Find the lines with "this" in them and copy them out.
--------------------------------
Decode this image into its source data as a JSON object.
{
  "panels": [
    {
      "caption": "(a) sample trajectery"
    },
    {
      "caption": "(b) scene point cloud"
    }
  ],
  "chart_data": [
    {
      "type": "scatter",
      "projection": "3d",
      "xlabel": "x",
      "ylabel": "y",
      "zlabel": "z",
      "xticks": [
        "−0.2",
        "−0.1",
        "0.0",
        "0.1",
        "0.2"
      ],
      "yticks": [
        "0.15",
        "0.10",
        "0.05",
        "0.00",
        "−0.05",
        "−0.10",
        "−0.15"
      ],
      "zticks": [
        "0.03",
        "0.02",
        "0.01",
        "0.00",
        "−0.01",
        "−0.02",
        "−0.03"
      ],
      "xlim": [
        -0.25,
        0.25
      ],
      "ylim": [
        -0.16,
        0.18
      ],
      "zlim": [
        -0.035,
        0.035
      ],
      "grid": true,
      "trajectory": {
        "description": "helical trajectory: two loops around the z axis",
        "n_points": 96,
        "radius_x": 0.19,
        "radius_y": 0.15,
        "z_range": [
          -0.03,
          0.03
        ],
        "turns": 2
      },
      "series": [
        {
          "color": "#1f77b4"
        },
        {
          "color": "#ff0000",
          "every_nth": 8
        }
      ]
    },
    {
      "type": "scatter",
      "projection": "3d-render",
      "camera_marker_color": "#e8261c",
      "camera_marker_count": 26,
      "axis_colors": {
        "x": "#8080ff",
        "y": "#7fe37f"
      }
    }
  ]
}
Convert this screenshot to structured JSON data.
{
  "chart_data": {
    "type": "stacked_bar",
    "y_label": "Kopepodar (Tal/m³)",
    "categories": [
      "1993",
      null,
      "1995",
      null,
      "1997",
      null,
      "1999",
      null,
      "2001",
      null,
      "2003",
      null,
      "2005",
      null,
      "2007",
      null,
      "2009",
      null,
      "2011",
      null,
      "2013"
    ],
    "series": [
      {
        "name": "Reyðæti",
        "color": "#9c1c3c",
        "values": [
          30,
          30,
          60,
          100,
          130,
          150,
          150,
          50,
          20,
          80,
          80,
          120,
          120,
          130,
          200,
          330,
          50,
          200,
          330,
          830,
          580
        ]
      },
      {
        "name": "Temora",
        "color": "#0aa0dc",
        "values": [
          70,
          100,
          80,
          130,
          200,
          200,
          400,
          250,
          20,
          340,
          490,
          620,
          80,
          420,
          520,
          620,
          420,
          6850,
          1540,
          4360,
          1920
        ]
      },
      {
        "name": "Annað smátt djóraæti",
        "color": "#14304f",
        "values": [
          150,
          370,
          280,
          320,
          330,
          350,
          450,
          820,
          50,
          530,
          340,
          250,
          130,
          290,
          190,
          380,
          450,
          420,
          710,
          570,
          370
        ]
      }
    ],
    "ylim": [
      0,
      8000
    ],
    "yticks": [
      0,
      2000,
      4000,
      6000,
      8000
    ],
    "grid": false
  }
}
--------------------------------
*Full response:*
Decode this image into its source data as a JSON object.
Convert this screenshot to structured JSON data.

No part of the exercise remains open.